**Do this:** Every record must be written out once more, with nothing added or omitted.

**Data listing:**
[Begin]
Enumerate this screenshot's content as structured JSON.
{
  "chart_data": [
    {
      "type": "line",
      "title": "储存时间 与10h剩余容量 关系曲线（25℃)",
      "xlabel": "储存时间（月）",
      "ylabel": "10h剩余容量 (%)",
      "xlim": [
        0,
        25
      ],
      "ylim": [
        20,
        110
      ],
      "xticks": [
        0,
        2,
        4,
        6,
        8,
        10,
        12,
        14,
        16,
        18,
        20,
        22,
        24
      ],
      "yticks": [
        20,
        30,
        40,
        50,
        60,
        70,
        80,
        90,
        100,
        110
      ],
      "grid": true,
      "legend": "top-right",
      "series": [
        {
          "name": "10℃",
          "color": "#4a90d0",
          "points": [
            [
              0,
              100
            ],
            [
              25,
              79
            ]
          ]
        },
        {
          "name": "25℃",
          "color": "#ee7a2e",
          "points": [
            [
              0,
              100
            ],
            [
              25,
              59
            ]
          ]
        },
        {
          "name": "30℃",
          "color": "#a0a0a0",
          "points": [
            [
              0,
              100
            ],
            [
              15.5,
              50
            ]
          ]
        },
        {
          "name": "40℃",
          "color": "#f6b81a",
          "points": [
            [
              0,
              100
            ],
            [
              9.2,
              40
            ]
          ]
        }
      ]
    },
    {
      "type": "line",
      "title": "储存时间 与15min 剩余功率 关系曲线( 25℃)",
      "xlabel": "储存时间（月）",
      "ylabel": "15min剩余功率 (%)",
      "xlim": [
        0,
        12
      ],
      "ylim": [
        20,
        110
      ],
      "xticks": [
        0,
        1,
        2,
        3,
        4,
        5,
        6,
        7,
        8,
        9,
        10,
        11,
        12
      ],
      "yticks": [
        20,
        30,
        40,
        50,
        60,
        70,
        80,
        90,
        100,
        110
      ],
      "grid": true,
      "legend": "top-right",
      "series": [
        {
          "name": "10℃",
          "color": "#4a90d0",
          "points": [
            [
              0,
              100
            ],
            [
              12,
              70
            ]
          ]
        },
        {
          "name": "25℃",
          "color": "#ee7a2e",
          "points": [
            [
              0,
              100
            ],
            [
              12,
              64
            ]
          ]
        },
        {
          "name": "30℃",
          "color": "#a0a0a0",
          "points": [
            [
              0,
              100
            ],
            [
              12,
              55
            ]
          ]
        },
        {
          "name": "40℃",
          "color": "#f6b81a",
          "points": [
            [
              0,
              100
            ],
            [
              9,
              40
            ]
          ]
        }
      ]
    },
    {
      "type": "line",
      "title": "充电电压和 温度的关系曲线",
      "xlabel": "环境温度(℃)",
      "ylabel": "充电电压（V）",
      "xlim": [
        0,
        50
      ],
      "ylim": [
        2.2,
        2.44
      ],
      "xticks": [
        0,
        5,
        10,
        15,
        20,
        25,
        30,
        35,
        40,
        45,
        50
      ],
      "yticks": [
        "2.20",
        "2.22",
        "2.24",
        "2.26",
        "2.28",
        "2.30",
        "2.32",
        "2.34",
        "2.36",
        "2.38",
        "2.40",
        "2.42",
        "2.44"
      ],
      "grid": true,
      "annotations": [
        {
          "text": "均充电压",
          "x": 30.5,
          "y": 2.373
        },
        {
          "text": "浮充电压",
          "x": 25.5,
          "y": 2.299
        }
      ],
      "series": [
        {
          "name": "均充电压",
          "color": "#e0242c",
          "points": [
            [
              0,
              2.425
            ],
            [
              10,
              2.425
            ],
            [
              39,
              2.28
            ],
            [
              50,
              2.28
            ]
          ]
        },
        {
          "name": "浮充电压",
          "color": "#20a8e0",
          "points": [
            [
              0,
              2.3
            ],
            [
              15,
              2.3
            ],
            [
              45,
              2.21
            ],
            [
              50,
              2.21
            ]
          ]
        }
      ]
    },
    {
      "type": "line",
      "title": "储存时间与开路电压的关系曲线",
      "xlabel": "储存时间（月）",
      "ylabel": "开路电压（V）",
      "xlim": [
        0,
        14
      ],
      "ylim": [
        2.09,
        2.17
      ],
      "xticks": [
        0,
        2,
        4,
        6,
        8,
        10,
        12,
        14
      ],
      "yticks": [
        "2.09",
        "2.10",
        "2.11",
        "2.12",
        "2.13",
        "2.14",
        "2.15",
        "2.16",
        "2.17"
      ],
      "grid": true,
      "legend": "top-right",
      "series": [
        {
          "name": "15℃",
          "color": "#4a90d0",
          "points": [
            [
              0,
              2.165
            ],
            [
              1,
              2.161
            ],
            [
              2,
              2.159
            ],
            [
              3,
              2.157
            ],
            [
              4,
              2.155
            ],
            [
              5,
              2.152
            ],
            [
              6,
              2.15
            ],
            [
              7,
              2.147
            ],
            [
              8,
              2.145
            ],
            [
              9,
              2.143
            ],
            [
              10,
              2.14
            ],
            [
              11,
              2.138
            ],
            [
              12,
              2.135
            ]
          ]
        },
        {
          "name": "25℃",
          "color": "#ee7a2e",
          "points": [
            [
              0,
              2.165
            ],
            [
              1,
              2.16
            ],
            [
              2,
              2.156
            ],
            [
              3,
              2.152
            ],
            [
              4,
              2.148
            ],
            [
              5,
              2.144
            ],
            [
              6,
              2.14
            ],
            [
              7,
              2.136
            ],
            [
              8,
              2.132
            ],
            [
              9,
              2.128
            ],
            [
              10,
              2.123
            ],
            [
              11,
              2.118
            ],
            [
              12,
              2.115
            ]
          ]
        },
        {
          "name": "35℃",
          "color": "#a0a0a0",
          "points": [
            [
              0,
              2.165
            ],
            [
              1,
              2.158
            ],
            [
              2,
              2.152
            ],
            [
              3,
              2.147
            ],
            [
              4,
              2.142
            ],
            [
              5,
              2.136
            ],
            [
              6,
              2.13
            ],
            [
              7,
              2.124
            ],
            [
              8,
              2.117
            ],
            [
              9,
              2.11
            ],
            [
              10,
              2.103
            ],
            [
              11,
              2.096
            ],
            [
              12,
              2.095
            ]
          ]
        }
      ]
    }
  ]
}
[End]
**Written response:**
Enumerate this screenshot's content as structured JSON.
{
  "chart_data": [
    {
      "type": "line",
      "title": "储存时间 与10h剩余容量 关系曲线（25℃)",
      "xlabel": "储存时间（月）",
      "ylabel": "10h剩余容量 (%)",
      "xlim": [
        0,
        25
      ],
      "ylim": [
        20,
        110
      ],
      "xticks": [
        0,
        2,
        4,
        6,
        8,
        10,
        12,
        14,
        16,
        18,
        20,
        22,
        24
      ],
      "yticks": [
        20,
        30,
        40,
        50,
        60,
        70,
        80,
        90,
        100,
        110
      ],
      "grid": true,
      "legend": "top-right",
      "series": [
        {
          "name": "10℃",
          "color": "#4a90d0",
          "points": [
            [
              0,
              100
            ],
            [
              25,
              79
            ]
          ]
        },
        {
          "name": "25℃",
          "color": "#ee7a2e",
          "points": [
            [
              0,
              100
            ],
            [
              25,
              59
            ]
          ]
        },
        {
          "name": "30℃",
          "color": "#a0a0a0",
          "points": [
            [
              0,
              100
            ],
            [
              15.5,
              50
            ]
          ]
        },
        {
          "name": "40℃",
          "color": "#f6b81a",
          "points": [
            [
              0,
              100
            ],
            [
              9.2,
              40
            ]
          ]
        }
      ]
    },
    {
      "type": "line",
      "title": "储存时间 与15min 剩余功率 关系曲线( 25℃)",
      "xlabel": "储存时间（月）",
      "ylabel": "15min剩余功率 (%)",
      "xlim": [
        0,
        12
      ],
      "ylim": [
        20,
        110
      ],
      "xticks": [
        0,
        1,
        2,
        3,
        4,
        5,
        6,
        7,
        8,
        9,
        10,
        11,
        12
      ],
      "yticks": [
        20,
        30,
        40,
        50,
        60,
        70,
        80,
        90,
        100,
        110
      ],
      "grid": true,
      "legend": "top-right",
      "series": [
        {
          "name": "10℃",
          "color": "#4a90d0",
          "points": [
            [
              0,
              100
            ],
            [
              12,
              70
            ]
          ]
        },
        {
          "name": "25℃",
          "color": "#ee7a2e",
          "points": [
            [
              0,
              100
            ],
            [
              12,
              64
            ]
          ]
        },
        {
          "name": "30℃",
          "color": "#a0a0a0",
          "points": [
            [
              0,
              100
            ],
            [
              12,
              55
            ]
          ]
        },
        {
          "name": "40℃",
          "color": "#f6b81a",
          "points": [
            [
              0,
              100
            ],
            [
              9,
              40
            ]
          ]
        }
      ]
    },
    {
      "type": "line",
      "title": "充电电压和 温度的关系曲线",
      "xlabel": "环境温度(℃)",
      "ylabel": "充电电压（V）",
      "xlim": [
        0,
        50
      ],
      "ylim": [
        2.2,
        2.44
      ],
      "xticks": [
        0,
        5,
        10,
        15,
        20,
        25,
        30,
        35,
        40,
        45,
        50
      ],
      "yticks": [
        "2.20",
        "2.22",
        "2.24",
        "2.26",
        "2.28",
        "2.30",
        "2.32",
        "2.34",
        "2.36",
        "2.38",
        "2.40",
        "2.42",
        "2.44"
      ],
      "grid": true,
      "annotations": [
        {
          "text": "均充电压",
          "x": 30.5,
          "y": 2.373
        },
        {
          "text": "浮充电压",
          "x": 25.5,
          "y": 2.299
        }
      ],
      "series": [
        {
          "name": "均充电压",
          "color": "#e0242c",
          "points": [
            [
              0,
              2.425
            ],
            [
              10,
              2.425
            ],
            [
              39,
              2.28
            ],
            [
              50,
              2.28
            ]
          ]
        },
        {
          "name": "浮充电压",
          "color": "#20a8e0",
          "points": [
            [
              0,
              2.3
            ],
            [
              15,
              2.3
            ],
            [
              45,
              2.21
            ],
            [
              50,
              2.21
            ]
          ]
        }
      ]
    },
    {
      "type": "line",
      "title": "储存时间与开路电压的关系曲线",
      "xlabel": "储存时间（月）",
      "ylabel": "开路电压（V）",
      "xlim": [
        0,
        14
      ],
      "ylim": [
        2.09,
        2.17
      ],
      "xticks": [
        0,
        2,
        4,
        6,
        8,
        10,
        12,
        14
      ],
      "yticks": [
        "2.09",
        "2.10",
        "2.11",
        "2.12",
        "2.13",
        "2.14",
        "2.15",
        "2.16",
        "2.17"
      ],
      "grid": true,
      "legend": "top-right",
      "series": [
        {
          "name": "15℃",
          "color": "#4a90d0",
          "points": [
            [
              0,
              2.165
            ],
            [
              1,
              2.161
            ],
            [
              2,
              2.159
            ],
            [
              3,
              2.157
            ],
            [
              4,
              2.155
            ],
            [
              5,
              2.152
            ],
            [
              6,
              2.15
            ],
            [
              7,
              2.147
            ],
            [
              8,
              2.145
            ],
            [
              9,
              2.143
            ],
            [
              10,
              2.14
            ],
            [
              11,
              2.138
            ],
            [
              12,
              2.135
            ]
          ]
        },
        {
          "name": "25℃",
          "color": "#ee7a2e",
          "points": [
            [
              0,
              2.165
            ],
            [
              1,
              2.16
            ],
            [
              2,
              2.156
            ],
            [
              3,
              2.152
            ],
            [
              4,
              2.148
            ],
            [
              5,
              2.144
            ],
            [
              6,
              2.14
            ],
            [
              7,
              2.136
            ],
            [
              8,
              2.132
            ],
            [
              9,
              2.128
            ],
            [
              10,
              2.123
            ],
            [
              11,
              2.118
            ],
            [
              12,
              2.115
            ]
          ]
        },
        {
          "name": "35℃",
          "color": "#a0a0a0",
          "points": [
            [
              0,
              2.165
            ],
            [
              1,
              2.158
            ],
            [
              2,
              2.152
            ],
            [
              3,
              2.147
            ],
            [
              4,
              2.142
            ],
            [
              5,
              2.136
            ],
            [
              6,
              2.13
            ],
            [
              7,
              2.124
            ],
            [
              8,
              2.117
            ],
            [
              9,
              2.11
            ],
            [
              10,
              2.103
            ],
            [
              11,
              2.096
            ],
            [
              12,
              2.095
            ]
          ]
        }
      ]
    }
  ]
}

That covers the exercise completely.